* **What is asked**:
Write out all the entries word for word and omit any pictures.

━━━ Provided data

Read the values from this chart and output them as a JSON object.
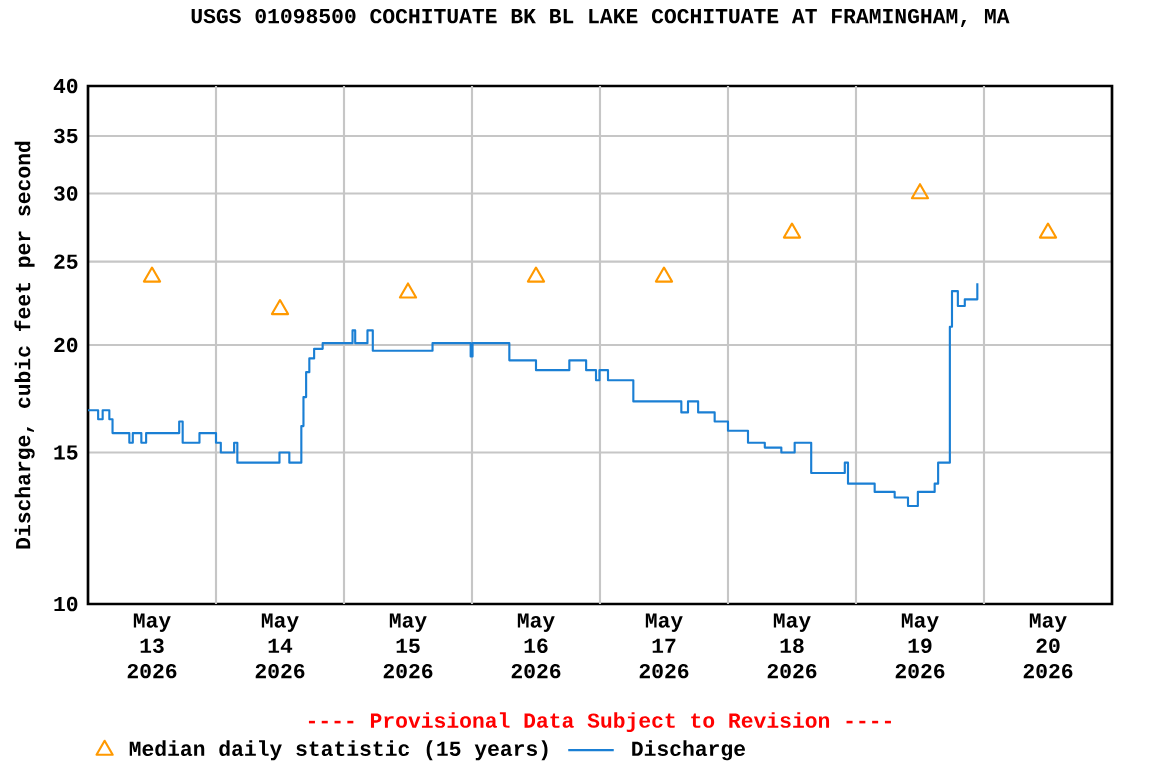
{
  "chart_data": {
    "type": "step",
    "title": "USGS 01098500 COCHITUATE BK BL LAKE COCHITUATE AT FRAMINGHAM, MA",
    "ylabel": "Discharge, cubic feet per second",
    "annotations": [
      "---- Provisional Data Subject to Revision ----"
    ],
    "xlim": [
      "2026-05-13T00:00",
      "2026-05-21T00:00"
    ],
    "xticks": [
      {
        "value": "2026-05-13T12:00",
        "label": "May 13 2026"
      },
      {
        "value": "2026-05-14T12:00",
        "label": "May 14 2026"
      },
      {
        "value": "2026-05-15T12:00",
        "label": "May 15 2026"
      },
      {
        "value": "2026-05-16T12:00",
        "label": "May 16 2026"
      },
      {
        "value": "2026-05-17T12:00",
        "label": "May 17 2026"
      },
      {
        "value": "2026-05-18T12:00",
        "label": "May 18 2026"
      },
      {
        "value": "2026-05-19T12:00",
        "label": "May 19 2026"
      },
      {
        "value": "2026-05-20T12:00",
        "label": "May 20 2026"
      },
      {
        "value": "2026-05-14T00:00",
        "label": null
      },
      {
        "value": "2026-05-15T00:00",
        "label": null
      },
      {
        "value": "2026-05-16T00:00",
        "label": null
      },
      {
        "value": "2026-05-17T00:00",
        "label": null
      },
      {
        "value": "2026-05-18T00:00",
        "label": null
      },
      {
        "value": "2026-05-19T00:00",
        "label": null
      },
      {
        "value": "2026-05-20T00:00",
        "label": null
      }
    ],
    "ylim": [
      10,
      40
    ],
    "yticks": [
      10,
      15,
      20,
      25,
      30,
      35,
      40
    ],
    "log": "y",
    "grid": true,
    "legend": "bottom",
    "series": [
      {
        "name": "Median daily statistic (15 years)",
        "type": "scatter",
        "marker": "triangle",
        "color": "#ff9900",
        "x": [
          "2026-05-13T12:00",
          "2026-05-14T12:00",
          "2026-05-15T12:00",
          "2026-05-16T12:00",
          "2026-05-17T12:00",
          "2026-05-18T12:00",
          "2026-05-19T12:00",
          "2026-05-20T12:00"
        ],
        "values": [
          24,
          22,
          23,
          24,
          24,
          27,
          30,
          27
        ]
      },
      {
        "name": "Discharge",
        "marker": "none",
        "color": "#1a7fd4",
        "x": [
          "2026-05-13T00:00",
          "2026-05-13T01:54",
          "2026-05-13T02:45",
          "2026-05-13T04:00",
          "2026-05-13T04:36",
          "2026-05-13T07:45",
          "2026-05-13T08:24",
          "2026-05-13T10:00",
          "2026-05-13T10:54",
          "2026-05-13T16:30",
          "2026-05-13T17:06",
          "2026-05-13T17:45",
          "2026-05-13T20:54",
          "2026-05-14T00:00",
          "2026-05-14T00:54",
          "2026-05-14T03:24",
          "2026-05-14T04:00",
          "2026-05-14T10:36",
          "2026-05-14T11:54",
          "2026-05-14T13:45",
          "2026-05-14T15:36",
          "2026-05-14T16:00",
          "2026-05-14T16:24",
          "2026-05-14T16:54",
          "2026-05-14T17:30",
          "2026-05-14T18:24",
          "2026-05-14T20:00",
          "2026-05-15T01:24",
          "2026-05-15T01:36",
          "2026-05-15T02:06",
          "2026-05-15T04:24",
          "2026-05-15T05:24",
          "2026-05-15T16:00",
          "2026-05-15T16:36",
          "2026-05-15T23:30",
          "2026-05-15T23:45",
          "2026-05-16T00:06",
          "2026-05-16T06:24",
          "2026-05-16T07:00",
          "2026-05-16T11:24",
          "2026-05-16T12:00",
          "2026-05-16T16:24",
          "2026-05-16T18:15",
          "2026-05-16T21:24",
          "2026-05-16T23:15",
          "2026-05-16T23:54",
          "2026-05-17T01:30",
          "2026-05-17T04:36",
          "2026-05-17T06:15",
          "2026-05-17T09:00",
          "2026-05-17T15:15",
          "2026-05-17T16:30",
          "2026-05-17T18:24",
          "2026-05-17T21:30",
          "2026-05-18T00:00",
          "2026-05-18T03:06",
          "2026-05-18T03:45",
          "2026-05-18T06:54",
          "2026-05-18T10:00",
          "2026-05-18T12:30",
          "2026-05-18T14:24",
          "2026-05-18T15:36",
          "2026-05-18T20:00",
          "2026-05-18T21:54",
          "2026-05-18T22:30",
          "2026-05-19T03:30",
          "2026-05-19T07:15",
          "2026-05-19T09:45",
          "2026-05-19T11:00",
          "2026-05-19T11:36",
          "2026-05-19T14:45",
          "2026-05-19T15:24",
          "2026-05-19T17:00",
          "2026-05-19T17:36",
          "2026-05-19T18:00",
          "2026-05-19T19:06",
          "2026-05-19T20:24",
          "2026-05-19T22:15",
          "2026-05-19T22:45"
        ],
        "values": [
          16.8,
          16.4,
          16.8,
          16.4,
          15.8,
          15.4,
          15.8,
          15.4,
          15.8,
          15.8,
          16.3,
          15.4,
          15.8,
          15.4,
          15.0,
          15.4,
          14.6,
          14.6,
          15.0,
          14.6,
          14.6,
          16.1,
          17.4,
          18.6,
          19.3,
          19.8,
          20.1,
          20.1,
          20.8,
          20.1,
          20.8,
          19.7,
          19.7,
          20.1,
          20.1,
          19.4,
          20.1,
          20.1,
          19.2,
          19.2,
          18.7,
          18.7,
          19.2,
          18.7,
          18.2,
          18.7,
          18.2,
          18.2,
          17.2,
          17.2,
          16.7,
          17.2,
          16.7,
          16.3,
          15.9,
          15.9,
          15.4,
          15.2,
          15.0,
          15.4,
          15.4,
          14.2,
          14.2,
          14.6,
          13.8,
          13.5,
          13.3,
          13.0,
          13.0,
          13.5,
          13.8,
          14.6,
          14.6,
          21.0,
          23.1,
          22.2,
          22.6,
          22.6,
          23.6
        ]
      }
    ]
  }
}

━━━━━━

* **Correct output**:
Read the values from this chart and output them as a JSON object.
{
  "chart_data": {
    "type": "step",
    "title": "USGS 01098500 COCHITUATE BK BL LAKE COCHITUATE AT FRAMINGHAM, MA",
    "ylabel": "Discharge, cubic feet per second",
    "annotations": [
      "---- Provisional Data Subject to Revision ----"
    ],
    "xlim": [
      "2026-05-13T00:00",
      "2026-05-21T00:00"
    ],
    "xticks": [
      {
        "value": "2026-05-13T12:00",
        "label": "May 13 2026"
      },
      {
        "value": "2026-05-14T12:00",
        "label": "May 14 2026"
      },
      {
        "value": "2026-05-15T12:00",
        "label": "May 15 2026"
      },
      {
        "value": "2026-05-16T12:00",
        "label": "May 16 2026"
      },
      {
        "value": "2026-05-17T12:00",
        "label": "May 17 2026"
      },
      {
        "value": "2026-05-18T12:00",
        "label": "May 18 2026"
      },
      {
        "value": "2026-05-19T12:00",
        "label": "May 19 2026"
      },
      {
        "value": "2026-05-20T12:00",
        "label": "May 20 2026"
      },
      {
        "value": "2026-05-14T00:00",
        "label": null
      },
      {
        "value": "2026-05-15T00:00",
        "label": null
      },
      {
        "value": "2026-05-16T00:00",
        "label": null
      },
      {
        "value": "2026-05-17T00:00",
        "label": null
      },
      {
        "value": "2026-05-18T00:00",
        "label": null
      },
      {
        "value": "2026-05-19T00:00",
        "label": null
      },
      {
        "value": "2026-05-20T00:00",
        "label": null
      }
    ],
    "ylim": [
      10,
      40
    ],
    "yticks": [
      10,
      15,
      20,
      25,
      30,
      35,
      40
    ],
    "log": "y",
    "grid": true,
    "legend": "bottom",
    "series": [
      {
        "name": "Median daily statistic (15 years)",
        "type": "scatter",
        "marker": "triangle",
        "color": "#ff9900",
        "x": [
          "2026-05-13T12:00",
          "2026-05-14T12:00",
          "2026-05-15T12:00",
          "2026-05-16T12:00",
          "2026-05-17T12:00",
          "2026-05-18T12:00",
          "2026-05-19T12:00",
          "2026-05-20T12:00"
        ],
        "values": [
          24,
          22,
          23,
          24,
          24,
          27,
          30,
          27
        ]
      },
      {
        "name": "Discharge",
        "marker": "none",
        "color": "#1a7fd4",
        "x": [
          "2026-05-13T00:00",
          "2026-05-13T01:54",
          "2026-05-13T02:45",
          "2026-05-13T04:00",
          "2026-05-13T04:36",
          "2026-05-13T07:45",
          "2026-05-13T08:24",
          "2026-05-13T10:00",
          "2026-05-13T10:54",
          "2026-05-13T16:30",
          "2026-05-13T17:06",
          "2026-05-13T17:45",
          "2026-05-13T20:54",
          "2026-05-14T00:00",
          "2026-05-14T00:54",
          "2026-05-14T03:24",
          "2026-05-14T04:00",
          "2026-05-14T10:36",
          "2026-05-14T11:54",
          "2026-05-14T13:45",
          "2026-05-14T15:36",
          "2026-05-14T16:00",
          "2026-05-14T16:24",
          "2026-05-14T16:54",
          "2026-05-14T17:30",
          "2026-05-14T18:24",
          "2026-05-14T20:00",
          "2026-05-15T01:24",
          "2026-05-15T01:36",
          "2026-05-15T02:06",
          "2026-05-15T04:24",
          "2026-05-15T05:24",
          "2026-05-15T16:00",
          "2026-05-15T16:36",
          "2026-05-15T23:30",
          "2026-05-15T23:45",
          "2026-05-16T00:06",
          "2026-05-16T06:24",
          "2026-05-16T07:00",
          "2026-05-16T11:24",
          "2026-05-16T12:00",
          "2026-05-16T16:24",
          "2026-05-16T18:15",
          "2026-05-16T21:24",
          "2026-05-16T23:15",
          "2026-05-16T23:54",
          "2026-05-17T01:30",
          "2026-05-17T04:36",
          "2026-05-17T06:15",
          "2026-05-17T09:00",
          "2026-05-17T15:15",
          "2026-05-17T16:30",
          "2026-05-17T18:24",
          "2026-05-17T21:30",
          "2026-05-18T00:00",
          "2026-05-18T03:06",
          "2026-05-18T03:45",
          "2026-05-18T06:54",
          "2026-05-18T10:00",
          "2026-05-18T12:30",
          "2026-05-18T14:24",
          "2026-05-18T15:36",
          "2026-05-18T20:00",
          "2026-05-18T21:54",
          "2026-05-18T22:30",
          "2026-05-19T03:30",
          "2026-05-19T07:15",
          "2026-05-19T09:45",
          "2026-05-19T11:00",
          "2026-05-19T11:36",
          "2026-05-19T14:45",
          "2026-05-19T15:24",
          "2026-05-19T17:00",
          "2026-05-19T17:36",
          "2026-05-19T18:00",
          "2026-05-19T19:06",
          "2026-05-19T20:24",
          "2026-05-19T22:15",
          "2026-05-19T22:45"
        ],
        "values": [
          16.8,
          16.4,
          16.8,
          16.4,
          15.8,
          15.4,
          15.8,
          15.4,
          15.8,
          15.8,
          16.3,
          15.4,
          15.8,
          15.4,
          15.0,
          15.4,
          14.6,
          14.6,
          15.0,
          14.6,
          14.6,
          16.1,
          17.4,
          18.6,
          19.3,
          19.8,
          20.1,
          20.1,
          20.8,
          20.1,
          20.8,
          19.7,
          19.7,
          20.1,
          20.1,
          19.4,
          20.1,
          20.1,
          19.2,
          19.2,
          18.7,
          18.7,
          19.2,
          18.7,
          18.2,
          18.7,
          18.2,
          18.2,
          17.2,
          17.2,
          16.7,
          17.2,
          16.7,
          16.3,
          15.9,
          15.9,
          15.4,
          15.2,
          15.0,
          15.4,
          15.4,
          14.2,
          14.2,
          14.6,
          13.8,
          13.5,
          13.3,
          13.0,
          13.0,
          13.5,
          13.8,
          14.6,
          14.6,
          21.0,
          23.1,
          22.2,
          22.6,
          22.6,
          23.6
        ]
      }
    ]
  }
}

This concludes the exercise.